GOAL >> Transcribe the lines of the records starting with the one that has "Serialize everything readable" in it and ending with the last, and transcribe nothing else.

··· DATASET CONTENT

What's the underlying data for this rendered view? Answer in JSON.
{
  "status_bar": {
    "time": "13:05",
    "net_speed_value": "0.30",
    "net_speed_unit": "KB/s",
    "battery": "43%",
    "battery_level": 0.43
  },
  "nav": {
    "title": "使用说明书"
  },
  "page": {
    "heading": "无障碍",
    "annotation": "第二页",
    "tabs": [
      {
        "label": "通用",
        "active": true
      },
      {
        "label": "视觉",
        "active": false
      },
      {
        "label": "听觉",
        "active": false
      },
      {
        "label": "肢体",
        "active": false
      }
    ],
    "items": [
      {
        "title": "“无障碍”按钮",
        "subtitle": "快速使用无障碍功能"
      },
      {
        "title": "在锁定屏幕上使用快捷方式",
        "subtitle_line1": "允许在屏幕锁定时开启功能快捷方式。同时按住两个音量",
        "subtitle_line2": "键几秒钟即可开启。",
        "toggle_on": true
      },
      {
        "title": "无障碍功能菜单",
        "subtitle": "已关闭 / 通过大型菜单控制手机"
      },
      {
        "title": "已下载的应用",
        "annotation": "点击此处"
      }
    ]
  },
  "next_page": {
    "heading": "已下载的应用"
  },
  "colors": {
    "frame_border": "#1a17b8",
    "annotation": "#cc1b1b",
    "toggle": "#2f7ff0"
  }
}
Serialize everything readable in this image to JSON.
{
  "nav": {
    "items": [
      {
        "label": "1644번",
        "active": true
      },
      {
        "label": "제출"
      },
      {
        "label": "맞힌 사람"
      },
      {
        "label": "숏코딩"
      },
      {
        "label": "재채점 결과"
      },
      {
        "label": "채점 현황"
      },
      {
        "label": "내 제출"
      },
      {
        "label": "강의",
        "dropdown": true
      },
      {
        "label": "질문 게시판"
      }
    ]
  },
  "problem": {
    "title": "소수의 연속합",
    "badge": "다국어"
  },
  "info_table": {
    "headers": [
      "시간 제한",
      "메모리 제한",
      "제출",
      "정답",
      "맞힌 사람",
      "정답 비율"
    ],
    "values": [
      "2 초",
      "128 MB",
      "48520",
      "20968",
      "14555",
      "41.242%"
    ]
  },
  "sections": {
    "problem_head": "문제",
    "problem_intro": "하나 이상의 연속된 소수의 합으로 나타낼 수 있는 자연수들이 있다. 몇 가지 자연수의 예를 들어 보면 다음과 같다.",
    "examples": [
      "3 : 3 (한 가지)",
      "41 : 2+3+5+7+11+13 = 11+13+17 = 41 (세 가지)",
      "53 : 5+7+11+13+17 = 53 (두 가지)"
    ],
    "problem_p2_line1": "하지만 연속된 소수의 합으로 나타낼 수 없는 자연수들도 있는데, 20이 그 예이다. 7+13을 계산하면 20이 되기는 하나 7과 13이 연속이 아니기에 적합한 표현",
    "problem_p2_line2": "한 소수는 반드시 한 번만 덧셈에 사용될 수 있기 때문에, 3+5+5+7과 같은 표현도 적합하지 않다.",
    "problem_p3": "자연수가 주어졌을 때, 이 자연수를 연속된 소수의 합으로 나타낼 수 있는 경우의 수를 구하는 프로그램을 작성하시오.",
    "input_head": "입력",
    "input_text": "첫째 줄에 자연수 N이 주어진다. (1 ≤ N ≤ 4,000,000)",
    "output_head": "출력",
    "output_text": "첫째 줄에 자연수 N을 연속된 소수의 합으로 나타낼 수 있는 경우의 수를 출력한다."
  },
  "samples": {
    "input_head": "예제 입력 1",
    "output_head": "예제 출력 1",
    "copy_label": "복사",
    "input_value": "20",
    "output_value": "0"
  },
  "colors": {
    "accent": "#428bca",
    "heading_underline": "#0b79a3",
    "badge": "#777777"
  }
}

······

REPLY >>
Serialize everything readable in this image to JSON.
{
  "nav": {
    "items": [
      {
        "label": "1644번",
        "active": true
      },
      {
        "label": "제출"
      },
      {
        "label": "맞힌 사람"
      },
      {
        "label": "숏코딩"
      },
      {
        "label": "재채점 결과"
      },
      {
        "label": "채점 현황"
      },
      {
        "label": "내 제출"
      },
      {
        "label": "강의",
        "dropdown": true
      },
      {
        "label": "질문 게시판"
      }
    ]
  },
  "problem": {
    "title": "소수의 연속합",
    "badge": "다국어"
  },
  "info_table": {
    "headers": [
      "시간 제한",
      "메모리 제한",
      "제출",
      "정답",
      "맞힌 사람",
      "정답 비율"
    ],
    "values": [
      "2 초",
      "128 MB",
      "48520",
      "20968",
      "14555",
      "41.242%"
    ]
  },
  "sections": {
    "problem_head": "문제",
    "problem_intro": "하나 이상의 연속된 소수의 합으로 나타낼 수 있는 자연수들이 있다. 몇 가지 자연수의 예를 들어 보면 다음과 같다.",
    "examples": [
      "3 : 3 (한 가지)",
      "41 : 2+3+5+7+11+13 = 11+13+17 = 41 (세 가지)",
      "53 : 5+7+11+13+17 = 53 (두 가지)"
    ],
    "problem_p2_line1": "하지만 연속된 소수의 합으로 나타낼 수 없는 자연수들도 있는데, 20이 그 예이다. 7+13을 계산하면 20이 되기는 하나 7과 13이 연속이 아니기에 적합한 표현",
    "problem_p2_line2": "한 소수는 반드시 한 번만 덧셈에 사용될 수 있기 때문에, 3+5+5+7과 같은 표현도 적합하지 않다.",
    "problem_p3": "자연수가 주어졌을 때, 이 자연수를 연속된 소수의 합으로 나타낼 수 있는 경우의 수를 구하는 프로그램을 작성하시오.",
    "input_head": "입력",
    "input_text": "첫째 줄에 자연수 N이 주어진다. (1 ≤ N ≤ 4,000,000)",
    "output_head": "출력",
    "output_text": "첫째 줄에 자연수 N을 연속된 소수의 합으로 나타낼 수 있는 경우의 수를 출력한다."
  },
  "samples": {
    "input_head": "예제 입력 1",
    "output_head": "예제 출력 1",
    "copy_label": "복사",
    "input_value": "20",
    "output_value": "0"
  },
  "colors": {
    "accent": "#428bca",
    "heading_underline": "#0b79a3",
    "badge": "#777777"
  }
}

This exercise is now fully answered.